— Set exercise —
Extract every line that includes the string "values".

— Material for the task —
%%
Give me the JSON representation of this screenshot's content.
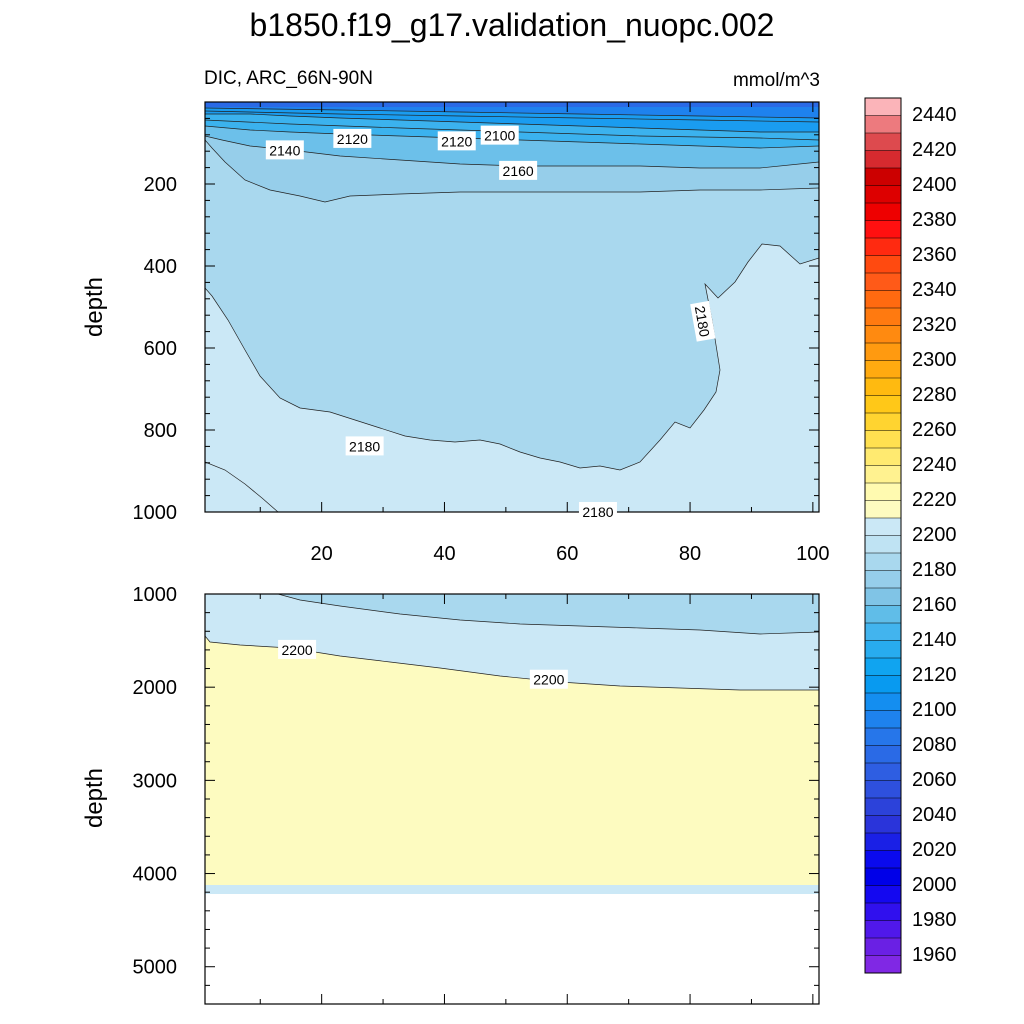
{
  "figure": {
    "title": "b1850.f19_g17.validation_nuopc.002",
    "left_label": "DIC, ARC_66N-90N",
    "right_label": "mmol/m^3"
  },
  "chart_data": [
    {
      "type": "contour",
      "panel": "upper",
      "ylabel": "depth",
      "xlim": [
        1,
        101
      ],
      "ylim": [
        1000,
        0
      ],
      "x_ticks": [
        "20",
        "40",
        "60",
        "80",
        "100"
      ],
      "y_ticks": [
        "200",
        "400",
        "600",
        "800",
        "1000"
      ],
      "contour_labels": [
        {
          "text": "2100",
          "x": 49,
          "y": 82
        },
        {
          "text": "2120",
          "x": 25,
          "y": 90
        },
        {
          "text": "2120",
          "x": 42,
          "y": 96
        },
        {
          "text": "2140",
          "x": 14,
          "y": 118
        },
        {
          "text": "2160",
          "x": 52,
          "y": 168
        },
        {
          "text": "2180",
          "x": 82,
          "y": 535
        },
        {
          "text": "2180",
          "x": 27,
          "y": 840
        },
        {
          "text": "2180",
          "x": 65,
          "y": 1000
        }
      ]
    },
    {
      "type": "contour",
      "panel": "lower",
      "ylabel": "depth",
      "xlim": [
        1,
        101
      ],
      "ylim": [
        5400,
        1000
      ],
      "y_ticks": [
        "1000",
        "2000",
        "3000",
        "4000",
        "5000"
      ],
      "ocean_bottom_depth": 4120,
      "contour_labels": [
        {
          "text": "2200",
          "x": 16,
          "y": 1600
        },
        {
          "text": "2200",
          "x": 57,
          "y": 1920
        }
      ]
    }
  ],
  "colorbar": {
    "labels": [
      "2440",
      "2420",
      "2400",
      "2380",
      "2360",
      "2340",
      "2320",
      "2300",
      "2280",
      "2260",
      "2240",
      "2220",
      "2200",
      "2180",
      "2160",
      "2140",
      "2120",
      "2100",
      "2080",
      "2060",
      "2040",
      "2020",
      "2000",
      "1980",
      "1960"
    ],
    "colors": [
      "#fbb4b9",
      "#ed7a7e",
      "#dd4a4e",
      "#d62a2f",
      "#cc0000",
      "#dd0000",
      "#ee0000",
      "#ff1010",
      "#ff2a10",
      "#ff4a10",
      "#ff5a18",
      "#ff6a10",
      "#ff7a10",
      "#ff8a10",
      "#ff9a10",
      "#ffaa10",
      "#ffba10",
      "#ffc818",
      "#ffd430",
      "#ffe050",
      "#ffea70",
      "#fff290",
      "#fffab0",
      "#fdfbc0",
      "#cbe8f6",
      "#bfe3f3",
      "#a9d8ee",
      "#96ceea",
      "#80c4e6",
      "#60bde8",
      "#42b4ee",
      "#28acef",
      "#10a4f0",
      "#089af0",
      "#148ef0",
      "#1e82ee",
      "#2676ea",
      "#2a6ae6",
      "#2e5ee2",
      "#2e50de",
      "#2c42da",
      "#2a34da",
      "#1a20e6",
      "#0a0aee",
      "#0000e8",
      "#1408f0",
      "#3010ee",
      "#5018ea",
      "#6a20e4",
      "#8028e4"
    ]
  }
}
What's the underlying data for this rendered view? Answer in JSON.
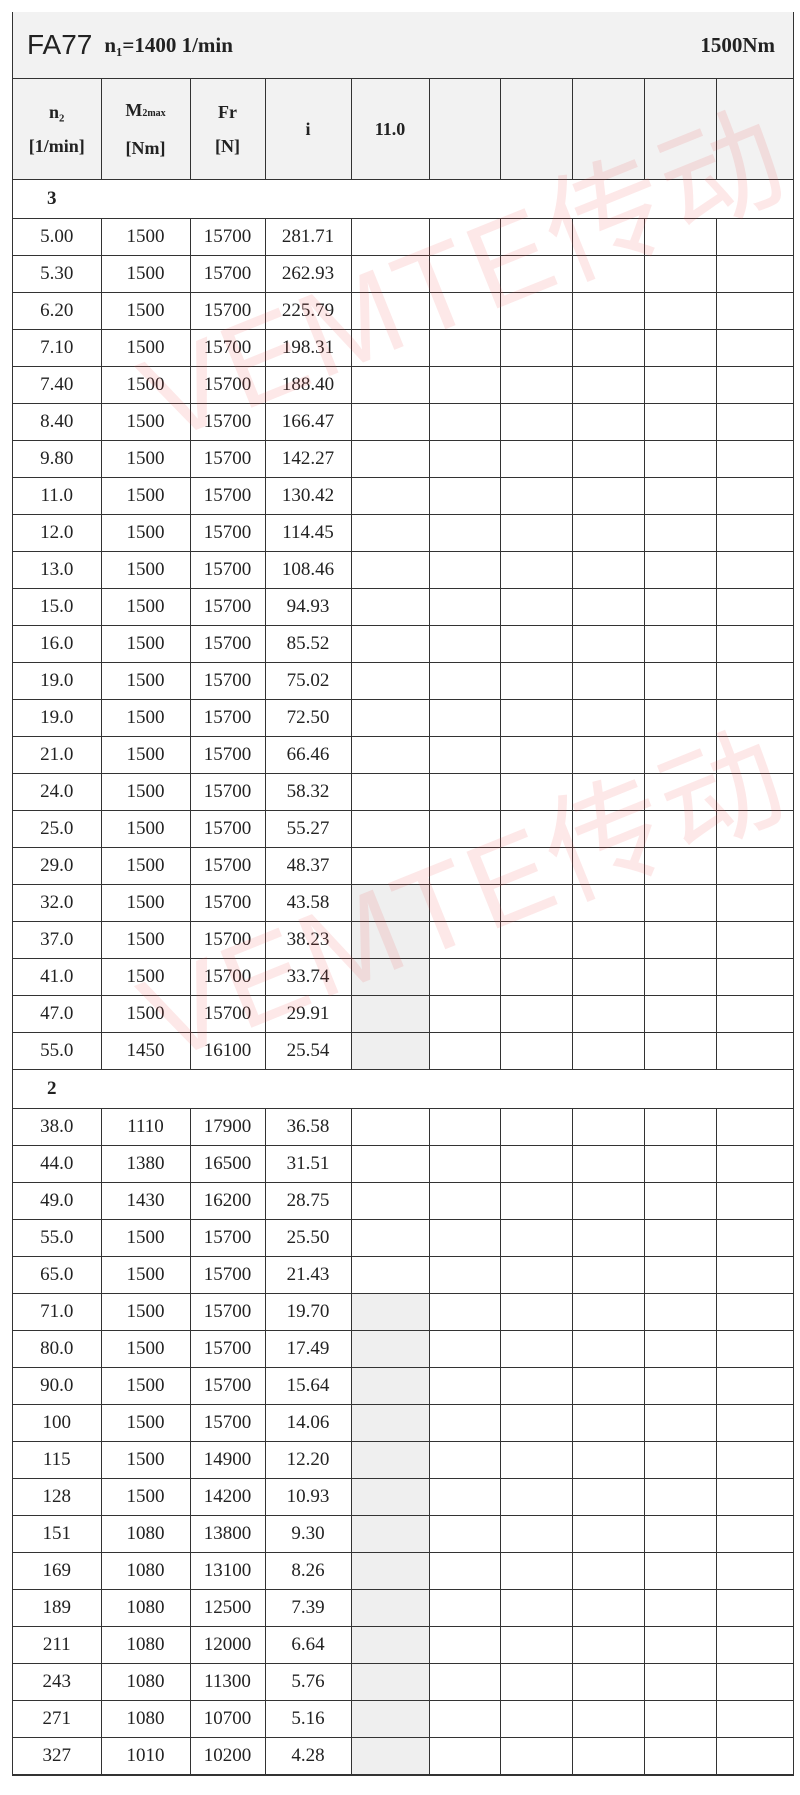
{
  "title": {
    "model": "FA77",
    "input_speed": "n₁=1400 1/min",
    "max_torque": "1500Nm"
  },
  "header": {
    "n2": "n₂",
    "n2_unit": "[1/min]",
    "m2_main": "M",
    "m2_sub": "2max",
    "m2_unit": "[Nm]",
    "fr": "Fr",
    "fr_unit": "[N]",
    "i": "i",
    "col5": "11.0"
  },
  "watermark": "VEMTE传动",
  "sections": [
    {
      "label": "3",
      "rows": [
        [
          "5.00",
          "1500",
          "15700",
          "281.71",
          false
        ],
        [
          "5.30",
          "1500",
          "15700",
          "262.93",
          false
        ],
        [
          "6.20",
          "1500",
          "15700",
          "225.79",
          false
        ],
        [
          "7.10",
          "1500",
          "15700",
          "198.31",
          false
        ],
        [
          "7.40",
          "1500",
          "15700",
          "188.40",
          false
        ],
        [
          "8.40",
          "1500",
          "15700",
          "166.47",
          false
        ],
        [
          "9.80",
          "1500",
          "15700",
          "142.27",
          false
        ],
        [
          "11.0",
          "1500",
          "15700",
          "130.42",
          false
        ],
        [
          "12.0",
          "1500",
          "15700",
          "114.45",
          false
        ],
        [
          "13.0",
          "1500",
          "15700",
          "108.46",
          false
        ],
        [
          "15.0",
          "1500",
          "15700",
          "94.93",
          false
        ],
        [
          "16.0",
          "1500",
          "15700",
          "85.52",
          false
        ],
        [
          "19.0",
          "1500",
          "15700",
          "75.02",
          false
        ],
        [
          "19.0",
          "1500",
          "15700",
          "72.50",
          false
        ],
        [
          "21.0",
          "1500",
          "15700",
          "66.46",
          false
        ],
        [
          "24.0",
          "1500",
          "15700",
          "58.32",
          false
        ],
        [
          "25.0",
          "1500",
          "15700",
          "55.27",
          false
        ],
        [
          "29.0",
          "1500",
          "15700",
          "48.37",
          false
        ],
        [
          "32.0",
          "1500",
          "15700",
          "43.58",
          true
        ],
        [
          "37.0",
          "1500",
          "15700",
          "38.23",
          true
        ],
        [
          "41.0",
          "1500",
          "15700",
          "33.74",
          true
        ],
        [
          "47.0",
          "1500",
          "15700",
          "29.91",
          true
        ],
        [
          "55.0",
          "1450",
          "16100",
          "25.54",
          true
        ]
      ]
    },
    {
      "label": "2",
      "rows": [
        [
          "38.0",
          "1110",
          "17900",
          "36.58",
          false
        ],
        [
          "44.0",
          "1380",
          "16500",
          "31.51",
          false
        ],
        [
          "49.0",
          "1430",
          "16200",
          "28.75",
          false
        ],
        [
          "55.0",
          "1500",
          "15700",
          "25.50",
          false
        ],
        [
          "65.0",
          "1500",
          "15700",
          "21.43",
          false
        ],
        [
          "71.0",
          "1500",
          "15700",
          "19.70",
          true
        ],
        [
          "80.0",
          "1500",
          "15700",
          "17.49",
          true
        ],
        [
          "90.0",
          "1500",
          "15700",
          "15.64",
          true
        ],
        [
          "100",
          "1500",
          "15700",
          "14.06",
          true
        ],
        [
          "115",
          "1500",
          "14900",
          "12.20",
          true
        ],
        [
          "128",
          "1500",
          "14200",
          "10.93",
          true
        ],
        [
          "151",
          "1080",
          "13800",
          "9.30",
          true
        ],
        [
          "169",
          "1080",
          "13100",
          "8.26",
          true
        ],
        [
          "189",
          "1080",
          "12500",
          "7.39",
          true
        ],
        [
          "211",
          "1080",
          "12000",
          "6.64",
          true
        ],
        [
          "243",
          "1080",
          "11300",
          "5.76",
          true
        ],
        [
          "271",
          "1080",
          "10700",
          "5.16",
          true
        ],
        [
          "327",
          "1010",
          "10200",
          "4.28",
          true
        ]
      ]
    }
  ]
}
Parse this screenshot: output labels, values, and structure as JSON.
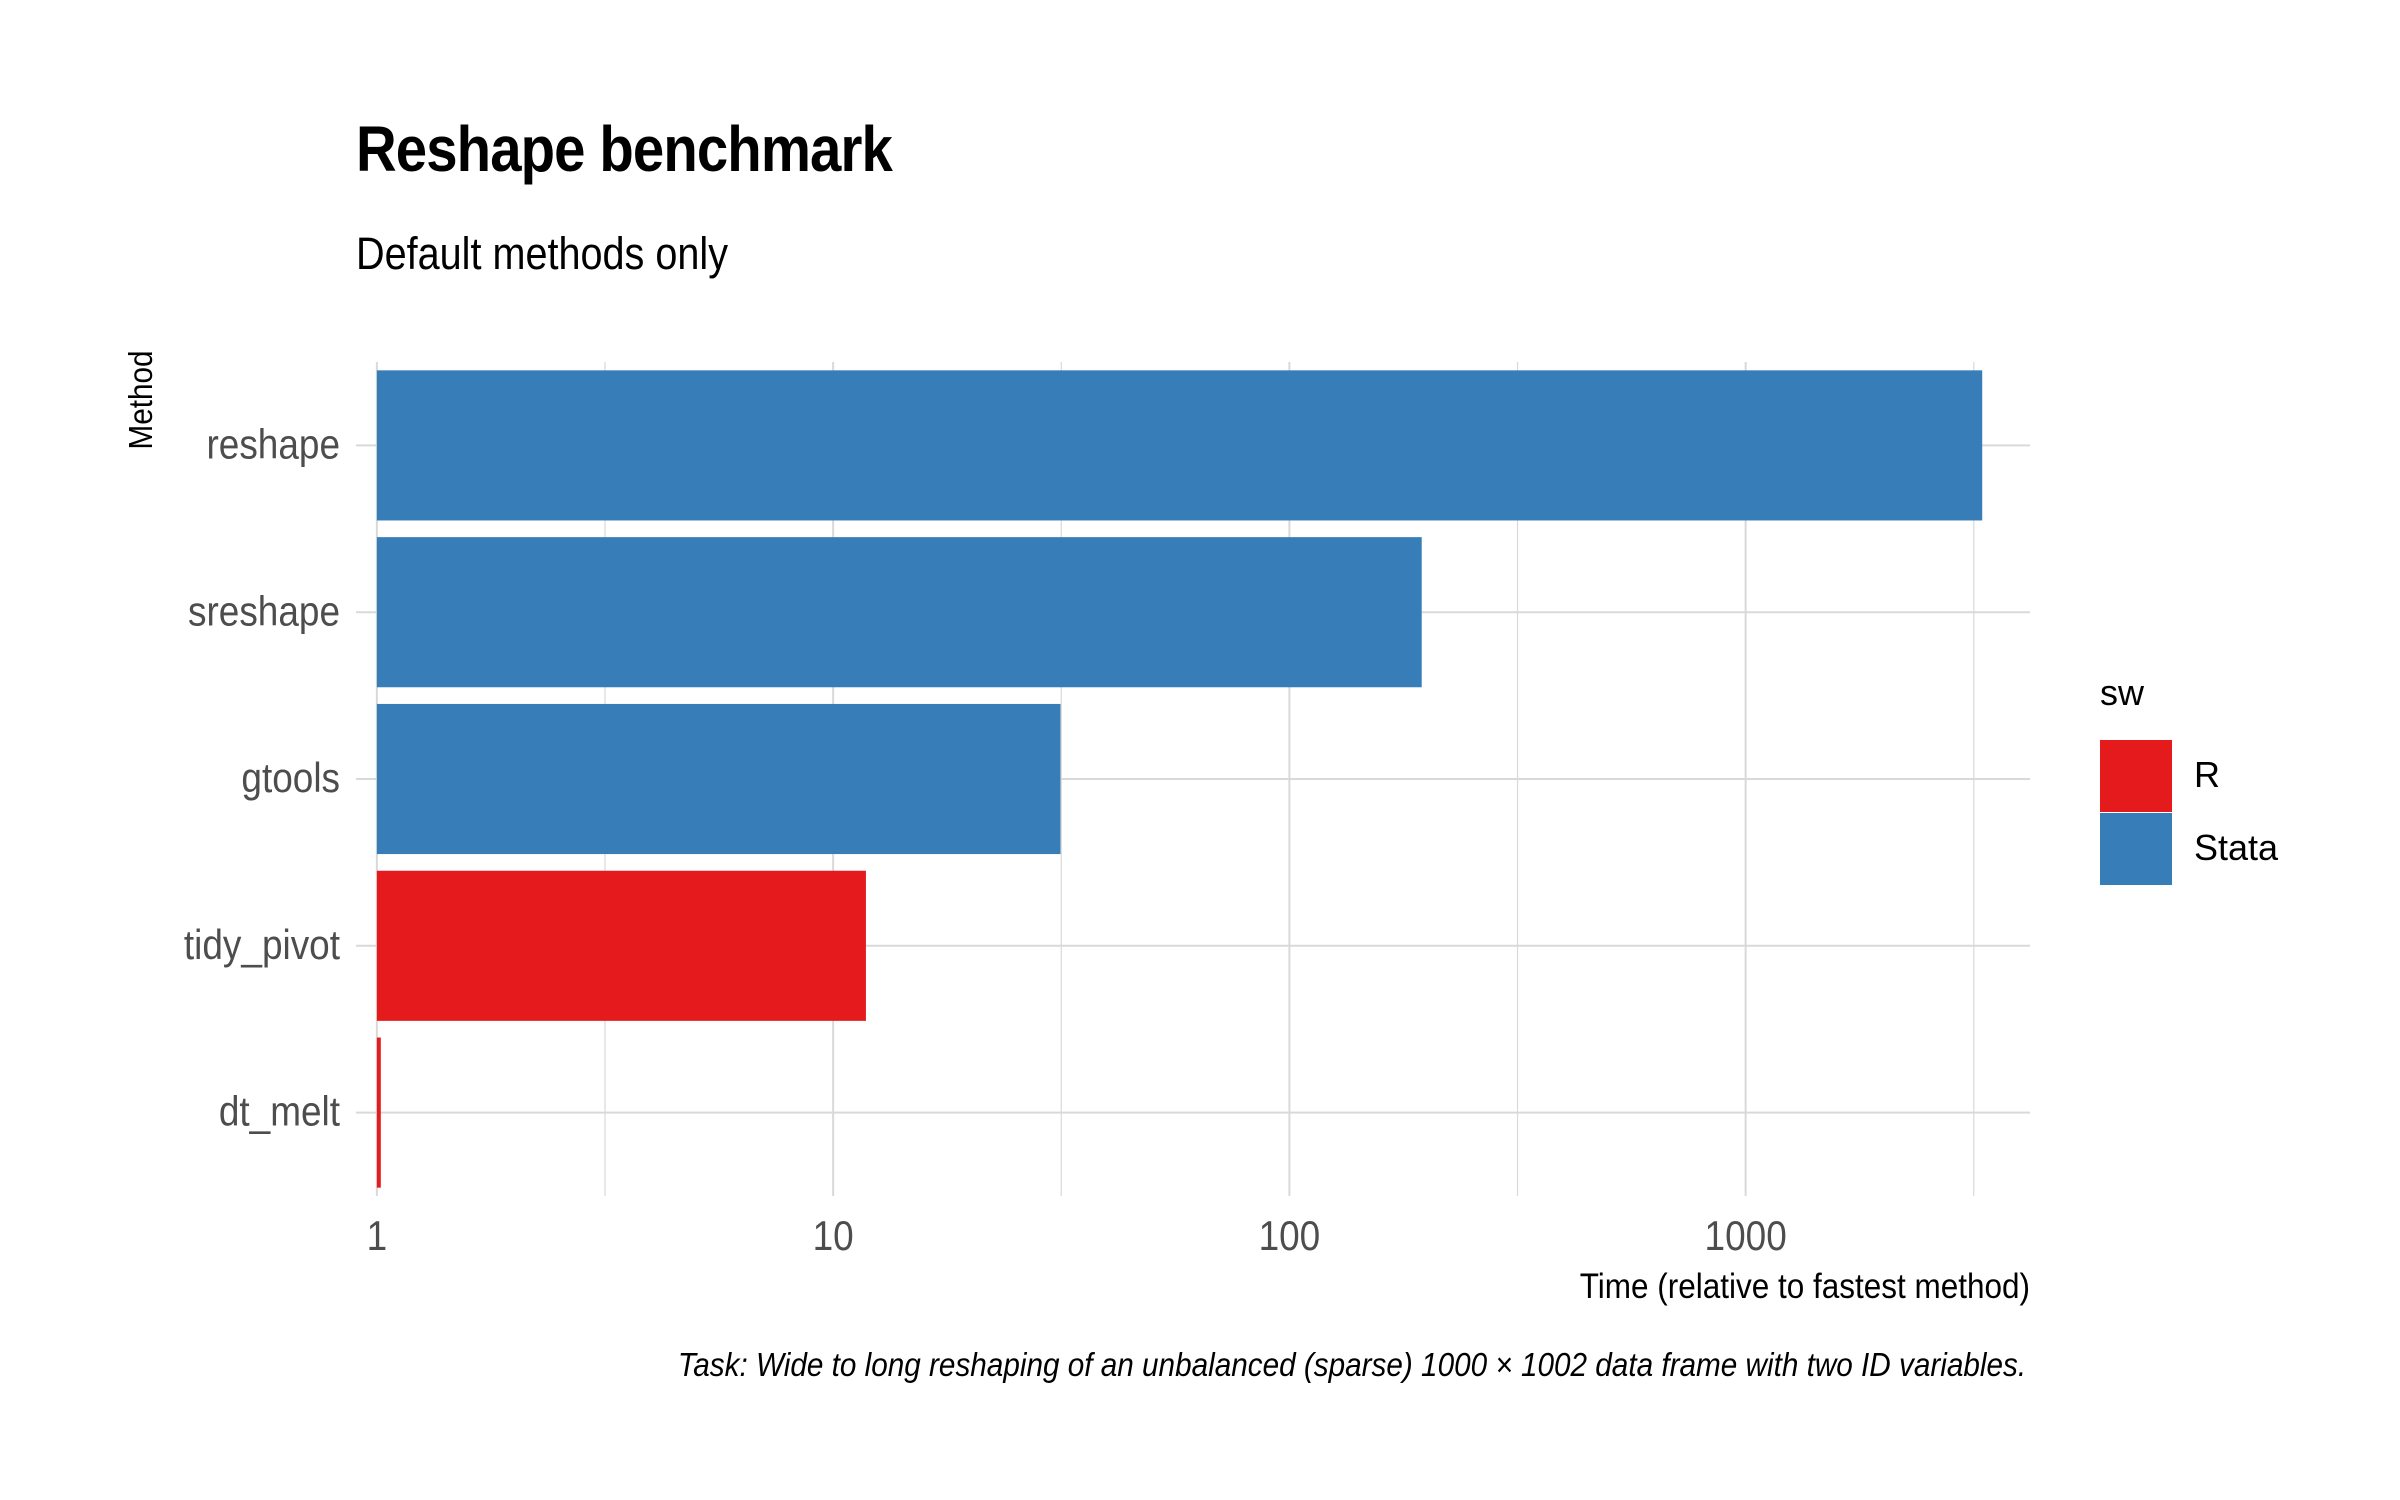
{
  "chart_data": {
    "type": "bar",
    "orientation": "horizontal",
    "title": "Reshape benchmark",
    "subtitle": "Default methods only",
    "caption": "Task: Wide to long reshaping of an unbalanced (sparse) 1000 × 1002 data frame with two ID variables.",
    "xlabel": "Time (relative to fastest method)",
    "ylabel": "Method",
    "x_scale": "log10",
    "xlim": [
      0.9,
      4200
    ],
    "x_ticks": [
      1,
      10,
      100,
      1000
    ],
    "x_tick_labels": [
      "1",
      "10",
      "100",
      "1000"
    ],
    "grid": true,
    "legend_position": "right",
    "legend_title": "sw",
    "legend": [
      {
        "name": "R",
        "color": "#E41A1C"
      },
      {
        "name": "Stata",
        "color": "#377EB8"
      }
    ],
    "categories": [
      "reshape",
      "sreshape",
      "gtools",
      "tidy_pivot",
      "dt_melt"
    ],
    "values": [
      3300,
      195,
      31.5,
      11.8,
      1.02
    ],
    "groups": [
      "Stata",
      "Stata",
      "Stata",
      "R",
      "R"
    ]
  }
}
%%
— Written reply —
Parse this screenshot: output labels, values, and structure as JSON.
    "values": [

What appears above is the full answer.